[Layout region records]
****************************************

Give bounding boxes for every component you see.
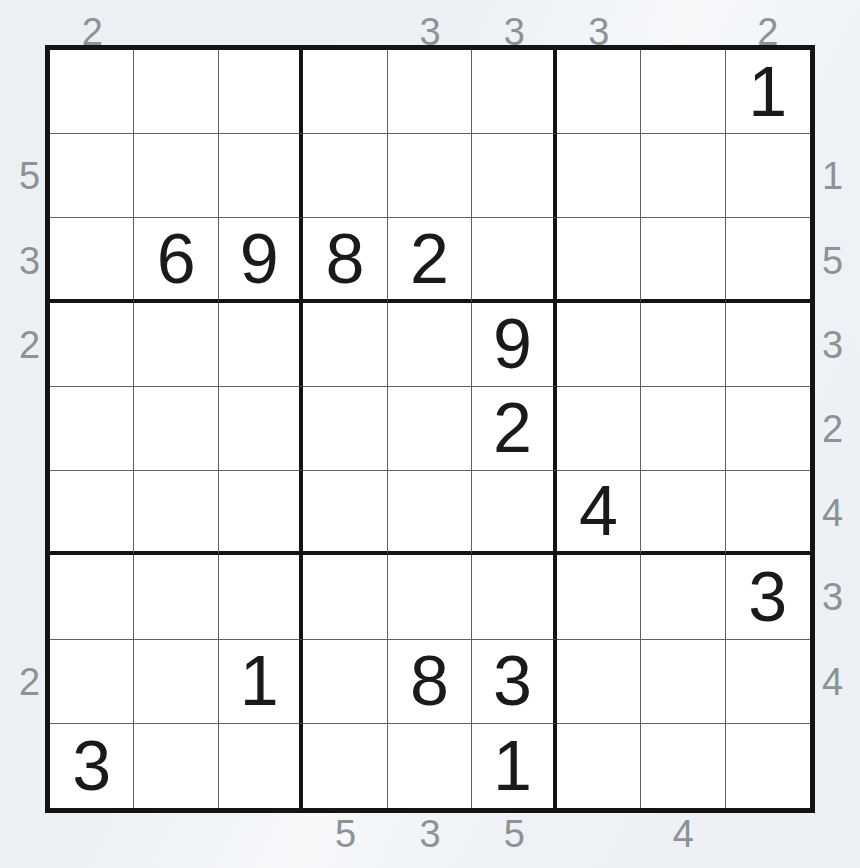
- cell-r2c1[interactable]: [50, 134, 134, 218]
- left-clues: 5322: [0, 50, 45, 808]
- cell-r4c1[interactable]: [50, 303, 134, 387]
- cell-r1c8[interactable]: [641, 50, 725, 134]
- cell-r5c9[interactable]: [726, 387, 810, 471]
- cell-r1c5[interactable]: [388, 50, 472, 134]
- cell-r6c7[interactable]: 4: [557, 471, 641, 555]
- cell-r6c2[interactable]: [134, 471, 218, 555]
- cell-r7c8[interactable]: [641, 555, 725, 639]
- cell-r7c1[interactable]: [50, 555, 134, 639]
- cell-r5c7[interactable]: [557, 387, 641, 471]
- clue-digit: 5: [335, 815, 356, 853]
- sudoku-board: 16982924318331: [45, 45, 815, 813]
- cell-r9c7[interactable]: [557, 724, 641, 808]
- cell-r7c3[interactable]: [219, 555, 303, 639]
- cell-r4c8[interactable]: [641, 303, 725, 387]
- cell-r6c3[interactable]: [219, 471, 303, 555]
- clue-top-c8: [641, 0, 725, 45]
- cell-r8c5[interactable]: 8: [388, 640, 472, 724]
- clue-digit: 2: [19, 326, 40, 364]
- cell-r6c4[interactable]: [303, 471, 387, 555]
- clue-right-r1: [815, 50, 860, 134]
- clue-digit: 3: [419, 815, 440, 853]
- clue-digit: 1: [822, 157, 843, 195]
- cell-r6c5[interactable]: [388, 471, 472, 555]
- cell-r9c3[interactable]: [219, 724, 303, 808]
- cell-r5c6[interactable]: 2: [472, 387, 556, 471]
- cell-r5c4[interactable]: [303, 387, 387, 471]
- clue-top-c1: 2: [50, 0, 134, 45]
- clue-left-r6: [0, 471, 45, 555]
- cell-r4c9[interactable]: [726, 303, 810, 387]
- cell-r3c1[interactable]: [50, 218, 134, 302]
- given-digit: 1: [493, 731, 532, 801]
- cell-r8c6[interactable]: 3: [472, 640, 556, 724]
- cell-r4c3[interactable]: [219, 303, 303, 387]
- cell-r7c5[interactable]: [388, 555, 472, 639]
- clue-right-r5: 2: [815, 387, 860, 471]
- clue-right-r2: 1: [815, 134, 860, 218]
- cell-r8c1[interactable]: [50, 640, 134, 724]
- cell-r9c5[interactable]: [388, 724, 472, 808]
- clue-bottom-c9: [726, 813, 810, 868]
- given-digit: 1: [240, 646, 279, 716]
- given-digit: 1: [748, 57, 787, 127]
- clue-bottom-c7: [557, 813, 641, 868]
- given-digit: 3: [748, 562, 787, 632]
- cell-r7c7[interactable]: [557, 555, 641, 639]
- cell-r1c6[interactable]: [472, 50, 556, 134]
- cell-r2c4[interactable]: [303, 134, 387, 218]
- cell-r8c7[interactable]: [557, 640, 641, 724]
- clue-bottom-c8: 4: [641, 813, 725, 868]
- cell-r9c6[interactable]: 1: [472, 724, 556, 808]
- clue-bottom-c3: [219, 813, 303, 868]
- cell-r1c4[interactable]: [303, 50, 387, 134]
- given-digit: 9: [240, 224, 279, 294]
- cell-r2c9[interactable]: [726, 134, 810, 218]
- clue-left-r7: [0, 555, 45, 639]
- given-digit: 9: [493, 309, 532, 379]
- cell-r9c4[interactable]: [303, 724, 387, 808]
- given-digit: 4: [579, 476, 618, 546]
- cell-r5c1[interactable]: [50, 387, 134, 471]
- cell-r2c2[interactable]: [134, 134, 218, 218]
- given-digit: 2: [493, 393, 532, 463]
- cell-r7c2[interactable]: [134, 555, 218, 639]
- cell-r1c7[interactable]: [557, 50, 641, 134]
- clue-left-r4: 2: [0, 303, 45, 387]
- cell-r3c2[interactable]: 6: [134, 218, 218, 302]
- given-digit: 2: [410, 224, 449, 294]
- cell-r4c7[interactable]: [557, 303, 641, 387]
- cell-r4c6[interactable]: 9: [472, 303, 556, 387]
- cell-r1c9[interactable]: 1: [726, 50, 810, 134]
- cell-r7c6[interactable]: [472, 555, 556, 639]
- given-digit: 8: [326, 224, 365, 294]
- clue-digit: 4: [673, 815, 694, 853]
- cell-r3c9[interactable]: [726, 218, 810, 302]
- clue-digit: 5: [19, 157, 40, 195]
- cell-r8c2[interactable]: [134, 640, 218, 724]
- clue-digit: 3: [822, 578, 843, 616]
- cell-r3c8[interactable]: [641, 218, 725, 302]
- cell-r3c3[interactable]: 9: [219, 218, 303, 302]
- clue-top-c4: [303, 0, 387, 45]
- cell-r5c5[interactable]: [388, 387, 472, 471]
- clue-digit: 2: [822, 410, 843, 448]
- cell-r9c8[interactable]: [641, 724, 725, 808]
- clue-right-r9: [815, 724, 860, 808]
- clue-top-c7: 3: [557, 0, 641, 45]
- cell-r3c7[interactable]: [557, 218, 641, 302]
- cell-r6c8[interactable]: [641, 471, 725, 555]
- cell-r4c5[interactable]: [388, 303, 472, 387]
- clue-top-c3: [219, 0, 303, 45]
- given-digit: 6: [157, 224, 196, 294]
- cell-r4c4[interactable]: [303, 303, 387, 387]
- clue-top-c5: 3: [388, 0, 472, 45]
- given-digit: 3: [493, 646, 532, 716]
- clue-left-r2: 5: [0, 134, 45, 218]
- cell-r5c2[interactable]: [134, 387, 218, 471]
- clue-digit: 3: [822, 326, 843, 364]
- clue-digit: 4: [822, 663, 843, 701]
- cell-r2c7[interactable]: [557, 134, 641, 218]
- cell-r2c5[interactable]: [388, 134, 472, 218]
- clue-left-r8: 2: [0, 640, 45, 724]
- cell-r5c8[interactable]: [641, 387, 725, 471]
- cell-r1c1[interactable]: [50, 50, 134, 134]
- cell-r1c3[interactable]: [219, 50, 303, 134]
- cell-r3c6[interactable]: [472, 218, 556, 302]
- cell-r2c3[interactable]: [219, 134, 303, 218]
- clue-top-c6: 3: [472, 0, 556, 45]
- cell-r6c6[interactable]: [472, 471, 556, 555]
- clue-bottom-c1: [50, 813, 134, 868]
- clue-bottom-c6: 5: [472, 813, 556, 868]
- clue-digit: 5: [504, 815, 525, 853]
- clue-digit: 2: [19, 663, 40, 701]
- cell-r2c6[interactable]: [472, 134, 556, 218]
- cell-r3c4[interactable]: 8: [303, 218, 387, 302]
- given-digit: 3: [72, 731, 111, 801]
- cell-r7c9[interactable]: 3: [726, 555, 810, 639]
- cell-r8c3[interactable]: 1: [219, 640, 303, 724]
- cell-r2c8[interactable]: [641, 134, 725, 218]
- clue-digit: 5: [822, 242, 843, 280]
- clue-left-r9: [0, 724, 45, 808]
- clue-right-r6: 4: [815, 471, 860, 555]
- clue-bottom-c4: 5: [303, 813, 387, 868]
- cell-r9c2[interactable]: [134, 724, 218, 808]
- cell-r9c1[interactable]: 3: [50, 724, 134, 808]
- cell-r1c2[interactable]: [134, 50, 218, 134]
- cell-r9c9[interactable]: [726, 724, 810, 808]
- cell-r6c9[interactable]: [726, 471, 810, 555]
- clue-digit: 3: [19, 242, 40, 280]
- top-clues: 23332: [50, 0, 810, 45]
- clue-right-r4: 3: [815, 303, 860, 387]
- cell-r8c8[interactable]: [641, 640, 725, 724]
- clue-top-c9: 2: [726, 0, 810, 45]
- cell-r3c5[interactable]: 2: [388, 218, 472, 302]
- clue-right-r3: 5: [815, 218, 860, 302]
- cell-r6c1[interactable]: [50, 471, 134, 555]
- cell-r7c4[interactable]: [303, 555, 387, 639]
- clue-top-c2: [134, 0, 218, 45]
- cell-r8c9[interactable]: [726, 640, 810, 724]
- cell-r8c4[interactable]: [303, 640, 387, 724]
- clue-left-r3: 3: [0, 218, 45, 302]
- clue-left-r1: [0, 50, 45, 134]
- clue-bottom-c2: [134, 813, 218, 868]
- clue-bottom-c5: 3: [388, 813, 472, 868]
- given-digit: 8: [410, 646, 449, 716]
- clue-right-r7: 3: [815, 555, 860, 639]
- cell-r5c3[interactable]: [219, 387, 303, 471]
- cell-r4c2[interactable]: [134, 303, 218, 387]
- clue-right-r8: 4: [815, 640, 860, 724]
- bottom-clues: 5354: [50, 813, 810, 868]
- clue-left-r5: [0, 387, 45, 471]
- right-clues: 1532434: [815, 50, 860, 808]
- puzzle-page: 23332 5322 16982924318331 1532434 5354: [0, 0, 860, 868]
- clue-digit: 4: [822, 494, 843, 532]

****************************************

### The exercise
Reproduce the lines unchanged, from the line containing "- cell-r2c1[interactable]: [50, 134, 134, 218]" through the line containing "- cell-r1c4[interactable]: [303, 50, 387, 134]", both ends included.

### Expected output
- cell-r2c1[interactable]: [50, 134, 134, 218]
- left-clues: 5322: [0, 50, 45, 808]
- cell-r4c1[interactable]: [50, 303, 134, 387]
- cell-r1c8[interactable]: [641, 50, 725, 134]
- cell-r5c9[interactable]: [726, 387, 810, 471]
- cell-r1c5[interactable]: [388, 50, 472, 134]
- cell-r6c7[interactable]: 4: [557, 471, 641, 555]
- cell-r6c2[interactable]: [134, 471, 218, 555]
- cell-r7c8[interactable]: [641, 555, 725, 639]
- cell-r7c1[interactable]: [50, 555, 134, 639]
- cell-r5c7[interactable]: [557, 387, 641, 471]
- clue-digit: 5: [335, 815, 356, 853]
- sudoku-board: 16982924318331: [45, 45, 815, 813]
- cell-r9c7[interactable]: [557, 724, 641, 808]
- cell-r7c3[interactable]: [219, 555, 303, 639]
- cell-r4c8[interactable]: [641, 303, 725, 387]
- cell-r6c3[interactable]: [219, 471, 303, 555]
- clue-top-c8: [641, 0, 725, 45]
- cell-r8c5[interactable]: 8: [388, 640, 472, 724]
- clue-digit: 2: [19, 326, 40, 364]
- cell-r6c4[interactable]: [303, 471, 387, 555]
- clue-right-r1: [815, 50, 860, 134]
- clue-digit: 3: [419, 815, 440, 853]
- clue-digit: 1: [822, 157, 843, 195]
- cell-r6c5[interactable]: [388, 471, 472, 555]
- cell-r9c3[interactable]: [219, 724, 303, 808]
- cell-r5c6[interactable]: 2: [472, 387, 556, 471]
- cell-r5c4[interactable]: [303, 387, 387, 471]
- clue-top-c1: 2: [50, 0, 134, 45]
- clue-left-r6: [0, 471, 45, 555]
- cell-r4c9[interactable]: [726, 303, 810, 387]
- cell-r3c1[interactable]: [50, 218, 134, 302]
- given-digit: 1: [493, 731, 532, 801]
- cell-r8c6[interactable]: 3: [472, 640, 556, 724]
- cell-r4c3[interactable]: [219, 303, 303, 387]
- cell-r7c5[interactable]: [388, 555, 472, 639]
- clue-right-r5: 2: [815, 387, 860, 471]
- clue-right-r2: 1: [815, 134, 860, 218]
- cell-r8c1[interactable]: [50, 640, 134, 724]
- cell-r9c5[interactable]: [388, 724, 472, 808]
- clue-bottom-c9: [726, 813, 810, 868]
- given-digit: 1: [240, 646, 279, 716]
- given-digit: 1: [748, 57, 787, 127]
- clue-bottom-c7: [557, 813, 641, 868]
- given-digit: 3: [748, 562, 787, 632]
- cell-r7c7[interactable]: [557, 555, 641, 639]
- cell-r1c6[interactable]: [472, 50, 556, 134]
- cell-r2c4[interactable]: [303, 134, 387, 218]
- cell-r8c7[interactable]: [557, 640, 641, 724]
- clue-bottom-c8: 4: [641, 813, 725, 868]
- cell-r9c6[interactable]: 1: [472, 724, 556, 808]
- clue-bottom-c3: [219, 813, 303, 868]
- cell-r1c4[interactable]: [303, 50, 387, 134]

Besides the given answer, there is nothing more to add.